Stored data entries
--- Begin ---

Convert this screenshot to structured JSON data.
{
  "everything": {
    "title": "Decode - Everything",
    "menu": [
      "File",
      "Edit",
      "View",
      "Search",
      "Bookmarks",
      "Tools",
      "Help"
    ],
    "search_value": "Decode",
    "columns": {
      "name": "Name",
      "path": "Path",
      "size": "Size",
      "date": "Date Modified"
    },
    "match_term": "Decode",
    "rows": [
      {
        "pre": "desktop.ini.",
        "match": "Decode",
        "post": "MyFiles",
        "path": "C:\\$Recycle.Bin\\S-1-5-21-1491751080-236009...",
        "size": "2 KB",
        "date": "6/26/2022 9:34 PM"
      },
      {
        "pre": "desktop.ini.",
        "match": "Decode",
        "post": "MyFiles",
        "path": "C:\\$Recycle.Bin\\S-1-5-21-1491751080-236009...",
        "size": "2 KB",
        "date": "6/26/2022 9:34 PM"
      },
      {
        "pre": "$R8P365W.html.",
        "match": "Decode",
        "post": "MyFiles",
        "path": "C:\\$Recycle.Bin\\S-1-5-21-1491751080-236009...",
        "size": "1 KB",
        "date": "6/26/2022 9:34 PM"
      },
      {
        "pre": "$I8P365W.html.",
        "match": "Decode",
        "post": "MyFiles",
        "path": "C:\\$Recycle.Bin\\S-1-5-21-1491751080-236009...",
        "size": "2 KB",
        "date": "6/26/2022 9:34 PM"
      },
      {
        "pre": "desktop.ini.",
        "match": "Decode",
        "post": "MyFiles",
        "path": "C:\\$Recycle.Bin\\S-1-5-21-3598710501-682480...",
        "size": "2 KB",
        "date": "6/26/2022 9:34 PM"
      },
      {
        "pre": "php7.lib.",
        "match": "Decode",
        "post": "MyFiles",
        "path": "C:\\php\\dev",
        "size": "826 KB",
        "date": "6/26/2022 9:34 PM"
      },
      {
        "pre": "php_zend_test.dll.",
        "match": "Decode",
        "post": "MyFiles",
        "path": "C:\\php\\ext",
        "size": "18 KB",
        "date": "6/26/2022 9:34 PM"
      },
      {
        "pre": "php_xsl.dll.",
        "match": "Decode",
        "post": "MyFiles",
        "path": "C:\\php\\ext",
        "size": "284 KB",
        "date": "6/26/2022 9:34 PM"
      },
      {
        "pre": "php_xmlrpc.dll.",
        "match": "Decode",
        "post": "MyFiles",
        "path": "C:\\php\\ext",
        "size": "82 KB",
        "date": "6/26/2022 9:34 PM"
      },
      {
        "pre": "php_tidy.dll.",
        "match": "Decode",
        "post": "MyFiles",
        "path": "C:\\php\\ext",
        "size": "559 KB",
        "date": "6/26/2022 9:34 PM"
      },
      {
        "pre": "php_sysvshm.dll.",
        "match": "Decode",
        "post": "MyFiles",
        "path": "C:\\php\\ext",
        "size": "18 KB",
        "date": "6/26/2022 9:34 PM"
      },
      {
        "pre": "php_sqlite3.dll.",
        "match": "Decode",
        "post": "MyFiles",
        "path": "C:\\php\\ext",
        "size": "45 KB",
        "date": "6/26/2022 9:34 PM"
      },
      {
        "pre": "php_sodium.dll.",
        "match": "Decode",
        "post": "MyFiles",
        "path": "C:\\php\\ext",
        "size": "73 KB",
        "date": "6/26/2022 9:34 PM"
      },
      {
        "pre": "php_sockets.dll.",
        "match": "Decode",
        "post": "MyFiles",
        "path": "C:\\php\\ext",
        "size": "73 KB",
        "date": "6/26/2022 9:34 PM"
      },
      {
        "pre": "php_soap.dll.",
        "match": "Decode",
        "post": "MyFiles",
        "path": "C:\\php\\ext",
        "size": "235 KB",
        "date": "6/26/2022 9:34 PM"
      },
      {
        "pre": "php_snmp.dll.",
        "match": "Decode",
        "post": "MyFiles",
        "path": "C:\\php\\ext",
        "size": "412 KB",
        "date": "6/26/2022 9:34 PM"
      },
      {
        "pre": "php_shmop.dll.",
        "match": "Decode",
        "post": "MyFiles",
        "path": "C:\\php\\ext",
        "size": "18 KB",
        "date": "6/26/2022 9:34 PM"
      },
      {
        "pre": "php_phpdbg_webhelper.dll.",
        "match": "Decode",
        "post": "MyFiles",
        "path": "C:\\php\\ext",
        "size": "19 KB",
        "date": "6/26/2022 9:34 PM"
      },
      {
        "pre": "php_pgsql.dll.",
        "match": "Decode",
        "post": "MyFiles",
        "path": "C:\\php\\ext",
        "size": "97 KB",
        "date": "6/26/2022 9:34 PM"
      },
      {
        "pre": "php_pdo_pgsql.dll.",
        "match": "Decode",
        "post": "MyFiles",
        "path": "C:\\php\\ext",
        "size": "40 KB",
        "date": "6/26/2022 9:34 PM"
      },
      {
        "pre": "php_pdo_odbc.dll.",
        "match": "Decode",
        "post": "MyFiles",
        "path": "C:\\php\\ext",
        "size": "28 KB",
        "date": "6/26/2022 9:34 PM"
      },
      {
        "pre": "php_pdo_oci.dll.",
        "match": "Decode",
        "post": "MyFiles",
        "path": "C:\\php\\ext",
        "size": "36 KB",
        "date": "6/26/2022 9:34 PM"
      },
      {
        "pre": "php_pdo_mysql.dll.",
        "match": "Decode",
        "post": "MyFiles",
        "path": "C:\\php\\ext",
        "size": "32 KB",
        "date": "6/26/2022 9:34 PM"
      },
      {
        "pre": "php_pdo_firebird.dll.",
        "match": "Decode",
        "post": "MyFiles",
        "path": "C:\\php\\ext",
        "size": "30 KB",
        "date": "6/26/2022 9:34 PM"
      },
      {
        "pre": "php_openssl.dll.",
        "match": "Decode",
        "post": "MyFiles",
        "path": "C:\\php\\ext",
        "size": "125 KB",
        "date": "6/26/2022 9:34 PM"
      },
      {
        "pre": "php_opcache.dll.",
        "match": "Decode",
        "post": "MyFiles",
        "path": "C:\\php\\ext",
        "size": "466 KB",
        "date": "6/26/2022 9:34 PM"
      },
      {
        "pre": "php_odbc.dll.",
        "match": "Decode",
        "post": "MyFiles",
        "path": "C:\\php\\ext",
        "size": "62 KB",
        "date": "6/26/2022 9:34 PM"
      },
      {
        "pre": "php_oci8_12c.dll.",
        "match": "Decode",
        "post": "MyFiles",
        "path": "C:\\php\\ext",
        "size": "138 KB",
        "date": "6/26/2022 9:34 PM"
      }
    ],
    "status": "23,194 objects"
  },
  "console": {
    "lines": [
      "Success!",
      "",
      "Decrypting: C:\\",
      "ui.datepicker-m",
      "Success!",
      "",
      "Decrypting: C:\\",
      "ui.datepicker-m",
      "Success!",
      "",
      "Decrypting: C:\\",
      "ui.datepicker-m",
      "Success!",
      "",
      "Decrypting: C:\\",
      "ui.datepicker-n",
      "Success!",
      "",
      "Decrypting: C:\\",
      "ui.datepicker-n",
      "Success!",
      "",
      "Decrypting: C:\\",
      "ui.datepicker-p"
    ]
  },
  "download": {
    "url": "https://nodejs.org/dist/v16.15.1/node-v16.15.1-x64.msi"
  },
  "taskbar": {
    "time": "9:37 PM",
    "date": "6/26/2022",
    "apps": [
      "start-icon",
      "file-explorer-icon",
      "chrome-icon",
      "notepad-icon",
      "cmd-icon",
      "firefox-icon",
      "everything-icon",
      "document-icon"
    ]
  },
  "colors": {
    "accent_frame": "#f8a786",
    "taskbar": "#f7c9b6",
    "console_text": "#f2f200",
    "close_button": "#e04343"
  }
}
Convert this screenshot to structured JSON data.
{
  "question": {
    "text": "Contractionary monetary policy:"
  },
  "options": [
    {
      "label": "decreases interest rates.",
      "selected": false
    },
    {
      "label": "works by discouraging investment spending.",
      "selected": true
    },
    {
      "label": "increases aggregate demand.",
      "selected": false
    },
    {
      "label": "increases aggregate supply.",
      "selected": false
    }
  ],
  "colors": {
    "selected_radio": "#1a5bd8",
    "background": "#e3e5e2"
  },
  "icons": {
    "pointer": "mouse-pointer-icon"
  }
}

--- End ---

■ What you should do:
Gather each line in the data that holds the string "label".

■ Output for this task:
      "label": "decreases interest rates.",
      "label": "works by discouraging investment spending.",
      "label": "increases aggregate demand.",
      "label": "increases aggregate supply.",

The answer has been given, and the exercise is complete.